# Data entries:
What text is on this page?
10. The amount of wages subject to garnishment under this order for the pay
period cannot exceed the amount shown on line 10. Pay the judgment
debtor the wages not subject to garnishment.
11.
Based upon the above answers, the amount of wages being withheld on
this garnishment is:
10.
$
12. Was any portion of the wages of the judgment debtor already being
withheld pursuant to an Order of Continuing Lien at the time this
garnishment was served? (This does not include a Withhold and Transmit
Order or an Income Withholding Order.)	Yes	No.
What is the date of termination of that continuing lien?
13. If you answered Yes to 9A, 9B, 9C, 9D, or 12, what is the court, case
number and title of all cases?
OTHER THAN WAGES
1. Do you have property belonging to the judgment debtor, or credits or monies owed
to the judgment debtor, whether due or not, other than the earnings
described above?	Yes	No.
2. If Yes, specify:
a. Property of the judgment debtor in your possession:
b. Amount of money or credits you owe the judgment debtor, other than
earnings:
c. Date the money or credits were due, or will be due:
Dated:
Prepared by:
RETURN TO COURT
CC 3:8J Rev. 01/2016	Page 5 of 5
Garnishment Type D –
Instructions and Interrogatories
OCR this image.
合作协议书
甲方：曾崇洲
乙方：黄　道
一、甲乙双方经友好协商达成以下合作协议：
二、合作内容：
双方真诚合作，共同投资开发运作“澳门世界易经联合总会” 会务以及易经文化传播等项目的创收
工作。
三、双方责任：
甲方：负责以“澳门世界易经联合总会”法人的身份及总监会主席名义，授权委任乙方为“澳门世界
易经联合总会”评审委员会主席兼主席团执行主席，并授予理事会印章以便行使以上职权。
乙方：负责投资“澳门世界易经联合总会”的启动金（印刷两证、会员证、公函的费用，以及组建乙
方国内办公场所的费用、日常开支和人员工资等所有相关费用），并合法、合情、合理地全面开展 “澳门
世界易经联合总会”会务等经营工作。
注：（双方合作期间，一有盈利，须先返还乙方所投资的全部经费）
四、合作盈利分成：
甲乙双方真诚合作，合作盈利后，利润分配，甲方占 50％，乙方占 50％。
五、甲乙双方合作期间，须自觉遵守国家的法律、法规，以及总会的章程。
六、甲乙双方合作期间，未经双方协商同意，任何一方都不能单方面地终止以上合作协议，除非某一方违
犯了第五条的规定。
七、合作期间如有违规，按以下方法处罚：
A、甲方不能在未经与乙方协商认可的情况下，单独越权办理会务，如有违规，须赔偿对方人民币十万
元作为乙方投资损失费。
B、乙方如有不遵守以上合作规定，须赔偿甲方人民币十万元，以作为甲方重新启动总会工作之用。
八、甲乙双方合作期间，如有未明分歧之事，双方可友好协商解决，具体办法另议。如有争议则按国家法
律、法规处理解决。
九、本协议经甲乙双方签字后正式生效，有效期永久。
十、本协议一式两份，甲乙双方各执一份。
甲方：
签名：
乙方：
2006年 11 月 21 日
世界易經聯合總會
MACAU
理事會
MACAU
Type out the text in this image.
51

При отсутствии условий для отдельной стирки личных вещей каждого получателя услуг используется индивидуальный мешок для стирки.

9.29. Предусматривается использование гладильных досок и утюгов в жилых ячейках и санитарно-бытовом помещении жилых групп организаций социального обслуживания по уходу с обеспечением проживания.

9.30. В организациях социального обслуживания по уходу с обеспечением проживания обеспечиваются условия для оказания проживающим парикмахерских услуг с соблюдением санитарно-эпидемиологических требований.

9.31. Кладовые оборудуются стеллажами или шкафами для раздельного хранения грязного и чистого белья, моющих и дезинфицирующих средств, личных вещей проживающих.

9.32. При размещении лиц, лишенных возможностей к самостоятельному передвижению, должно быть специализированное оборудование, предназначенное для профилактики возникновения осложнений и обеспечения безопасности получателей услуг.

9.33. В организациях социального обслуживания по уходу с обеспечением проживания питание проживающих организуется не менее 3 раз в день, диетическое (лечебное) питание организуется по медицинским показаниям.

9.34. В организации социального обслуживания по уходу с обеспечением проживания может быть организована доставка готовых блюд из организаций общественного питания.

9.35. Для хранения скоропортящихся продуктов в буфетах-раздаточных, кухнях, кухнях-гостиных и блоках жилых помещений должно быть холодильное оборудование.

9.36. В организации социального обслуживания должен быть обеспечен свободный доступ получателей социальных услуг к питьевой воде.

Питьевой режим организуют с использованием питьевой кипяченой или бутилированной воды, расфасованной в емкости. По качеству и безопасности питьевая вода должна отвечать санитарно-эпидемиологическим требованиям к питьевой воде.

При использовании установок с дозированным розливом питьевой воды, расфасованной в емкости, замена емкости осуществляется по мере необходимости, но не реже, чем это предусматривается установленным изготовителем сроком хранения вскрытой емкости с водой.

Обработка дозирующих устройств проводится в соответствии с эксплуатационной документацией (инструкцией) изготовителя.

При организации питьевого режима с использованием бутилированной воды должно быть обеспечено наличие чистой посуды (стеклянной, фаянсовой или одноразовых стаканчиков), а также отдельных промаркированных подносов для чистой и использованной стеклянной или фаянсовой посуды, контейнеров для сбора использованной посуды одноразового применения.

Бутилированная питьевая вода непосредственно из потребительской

# EXERCISE PROMPT:
Give an exact copy of all the data shown above.

# EXERCISE OUTPUT:
What text is on this page?
10. The amount of wages subject to garnishment under this order for the pay
period cannot exceed the amount shown on line 10. Pay the judgment
debtor the wages not subject to garnishment.
11.
Based upon the above answers, the amount of wages being withheld on
this garnishment is:
10.
$
12. Was any portion of the wages of the judgment debtor already being
withheld pursuant to an Order of Continuing Lien at the time this
garnishment was served? (This does not include a Withhold and Transmit
Order or an Income Withholding Order.)	Yes	No.
What is the date of termination of that continuing lien?
13. If you answered Yes to 9A, 9B, 9C, 9D, or 12, what is the court, case
number and title of all cases?
OTHER THAN WAGES
1. Do you have property belonging to the judgment debtor, or credits or monies owed
to the judgment debtor, whether due or not, other than the earnings
described above?	Yes	No.
2. If Yes, specify:
a. Property of the judgment debtor in your possession:
b. Amount of money or credits you owe the judgment debtor, other than
earnings:
c. Date the money or credits were due, or will be due:
Dated:
Prepared by:
RETURN TO COURT
CC 3:8J Rev. 01/2016	Page 5 of 5
Garnishment Type D –
Instructions and Interrogatories
OCR this image.
合作协议书
甲方：曾崇洲
乙方：黄　道
一、甲乙双方经友好协商达成以下合作协议：
二、合作内容：
双方真诚合作，共同投资开发运作“澳门世界易经联合总会” 会务以及易经文化传播等项目的创收
工作。
三、双方责任：
甲方：负责以“澳门世界易经联合总会”法人的身份及总监会主席名义，授权委任乙方为“澳门世界
易经联合总会”评审委员会主席兼主席团执行主席，并授予理事会印章以便行使以上职权。
乙方：负责投资“澳门世界易经联合总会”的启动金（印刷两证、会员证、公函的费用，以及组建乙
方国内办公场所的费用、日常开支和人员工资等所有相关费用），并合法、合情、合理地全面开展 “澳门
世界易经联合总会”会务等经营工作。
注：（双方合作期间，一有盈利，须先返还乙方所投资的全部经费）
四、合作盈利分成：
甲乙双方真诚合作，合作盈利后，利润分配，甲方占 50％，乙方占 50％。
五、甲乙双方合作期间，须自觉遵守国家的法律、法规，以及总会的章程。
六、甲乙双方合作期间，未经双方协商同意，任何一方都不能单方面地终止以上合作协议，除非某一方违
犯了第五条的规定。
七、合作期间如有违规，按以下方法处罚：
A、甲方不能在未经与乙方协商认可的情况下，单独越权办理会务，如有违规，须赔偿对方人民币十万
元作为乙方投资损失费。
B、乙方如有不遵守以上合作规定，须赔偿甲方人民币十万元，以作为甲方重新启动总会工作之用。
八、甲乙双方合作期间，如有未明分歧之事，双方可友好协商解决，具体办法另议。如有争议则按国家法
律、法规处理解决。
九、本协议经甲乙双方签字后正式生效，有效期永久。
十、本协议一式两份，甲乙双方各执一份。
甲方：
签名：
乙方：
2006年 11 月 21 日
世界易經聯合總會
MACAU
理事會
MACAU
Type out the text in this image.
51

При отсутствии условий для отдельной стирки личных вещей каждого получателя услуг используется индивидуальный мешок для стирки.

9.29. Предусматривается использование гладильных досок и утюгов в жилых ячейках и санитарно-бытовом помещении жилых групп организаций социального обслуживания по уходу с обеспечением проживания.

9.30. В организациях социального обслуживания по уходу с обеспечением проживания обеспечиваются условия для оказания проживающим парикмахерских услуг с соблюдением санитарно-эпидемиологических требований.

9.31. Кладовые оборудуются стеллажами или шкафами для раздельного хранения грязного и чистого белья, моющих и дезинфицирующих средств, личных вещей проживающих.

9.32. При размещении лиц, лишенных возможностей к самостоятельному передвижению, должно быть специализированное оборудование, предназначенное для профилактики возникновения осложнений и обеспечения безопасности получателей услуг.

9.33. В организациях социального обслуживания по уходу с обеспечением проживания питание проживающих организуется не менее 3 раз в день, диетическое (лечебное) питание организуется по медицинским показаниям.

9.34. В организации социального обслуживания по уходу с обеспечением проживания может быть организована доставка готовых блюд из организаций общественного питания.

9.35. Для хранения скоропортящихся продуктов в буфетах-раздаточных, кухнях, кухнях-гостиных и блоках жилых помещений должно быть холодильное оборудование.

9.36. В организации социального обслуживания должен быть обеспечен свободный доступ получателей социальных услуг к питьевой воде.

Питьевой режим организуют с использованием питьевой кипяченой или бутилированной воды, расфасованной в емкости. По качеству и безопасности питьевая вода должна отвечать санитарно-эпидемиологическим требованиям к питьевой воде.

При использовании установок с дозированным розливом питьевой воды, расфасованной в емкости, замена емкости осуществляется по мере необходимости, но не реже, чем это предусматривается установленным изготовителем сроком хранения вскрытой емкости с водой.

Обработка дозирующих устройств проводится в соответствии с эксплуатационной документацией (инструкцией) изготовителя.

При организации питьевого режима с использованием бутилированной воды должно быть обеспечено наличие чистой посуды (стеклянной, фаянсовой или одноразовых стаканчиков), а также отдельных промаркированных подносов для чистой и использованной стеклянной или фаянсовой посуды, контейнеров для сбора использованной посуды одноразового применения.

Бутилированная питьевая вода непосредственно из потребительской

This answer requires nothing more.